*SET EXERCISE*
Return all of the lines below exactly as they are.

*DATASET RECORDS*
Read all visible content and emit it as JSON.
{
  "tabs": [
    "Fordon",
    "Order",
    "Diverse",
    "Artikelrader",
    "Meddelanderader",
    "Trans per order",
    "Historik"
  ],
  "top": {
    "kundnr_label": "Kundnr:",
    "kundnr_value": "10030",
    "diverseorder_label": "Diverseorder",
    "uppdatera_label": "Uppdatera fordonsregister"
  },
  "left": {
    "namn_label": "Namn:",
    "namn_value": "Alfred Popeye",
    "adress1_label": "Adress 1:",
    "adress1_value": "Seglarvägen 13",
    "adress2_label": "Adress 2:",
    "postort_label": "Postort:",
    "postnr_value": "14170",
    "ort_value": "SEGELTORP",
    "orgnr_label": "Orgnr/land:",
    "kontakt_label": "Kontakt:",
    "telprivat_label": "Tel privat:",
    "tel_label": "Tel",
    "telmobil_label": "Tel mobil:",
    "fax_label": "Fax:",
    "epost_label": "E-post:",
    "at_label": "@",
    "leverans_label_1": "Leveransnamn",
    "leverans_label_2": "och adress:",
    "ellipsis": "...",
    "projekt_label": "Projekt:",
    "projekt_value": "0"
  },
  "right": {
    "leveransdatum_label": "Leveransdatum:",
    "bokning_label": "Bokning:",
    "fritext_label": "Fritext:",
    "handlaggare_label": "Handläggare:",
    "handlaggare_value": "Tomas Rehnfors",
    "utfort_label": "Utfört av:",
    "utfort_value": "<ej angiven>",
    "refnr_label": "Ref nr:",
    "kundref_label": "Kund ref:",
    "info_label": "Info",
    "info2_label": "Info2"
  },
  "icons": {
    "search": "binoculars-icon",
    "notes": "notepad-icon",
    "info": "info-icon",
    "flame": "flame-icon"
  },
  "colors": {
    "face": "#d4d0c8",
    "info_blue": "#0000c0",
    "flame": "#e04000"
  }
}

*FINAL RESULT*
Read all visible content and emit it as JSON.
{
  "tabs": [
    "Fordon",
    "Order",
    "Diverse",
    "Artikelrader",
    "Meddelanderader",
    "Trans per order",
    "Historik"
  ],
  "top": {
    "kundnr_label": "Kundnr:",
    "kundnr_value": "10030",
    "diverseorder_label": "Diverseorder",
    "uppdatera_label": "Uppdatera fordonsregister"
  },
  "left": {
    "namn_label": "Namn:",
    "namn_value": "Alfred Popeye",
    "adress1_label": "Adress 1:",
    "adress1_value": "Seglarvägen 13",
    "adress2_label": "Adress 2:",
    "postort_label": "Postort:",
    "postnr_value": "14170",
    "ort_value": "SEGELTORP",
    "orgnr_label": "Orgnr/land:",
    "kontakt_label": "Kontakt:",
    "telprivat_label": "Tel privat:",
    "tel_label": "Tel",
    "telmobil_label": "Tel mobil:",
    "fax_label": "Fax:",
    "epost_label": "E-post:",
    "at_label": "@",
    "leverans_label_1": "Leveransnamn",
    "leverans_label_2": "och adress:",
    "ellipsis": "...",
    "projekt_label": "Projekt:",
    "projekt_value": "0"
  },
  "right": {
    "leveransdatum_label": "Leveransdatum:",
    "bokning_label": "Bokning:",
    "fritext_label": "Fritext:",
    "handlaggare_label": "Handläggare:",
    "handlaggare_value": "Tomas Rehnfors",
    "utfort_label": "Utfört av:",
    "utfort_value": "<ej angiven>",
    "refnr_label": "Ref nr:",
    "kundref_label": "Kund ref:",
    "info_label": "Info",
    "info2_label": "Info2"
  },
  "icons": {
    "search": "binoculars-icon",
    "notes": "notepad-icon",
    "info": "info-icon",
    "flame": "flame-icon"
  },
  "colors": {
    "face": "#d4d0c8",
    "info_blue": "#0000c0",
    "flame": "#e04000"
  }
}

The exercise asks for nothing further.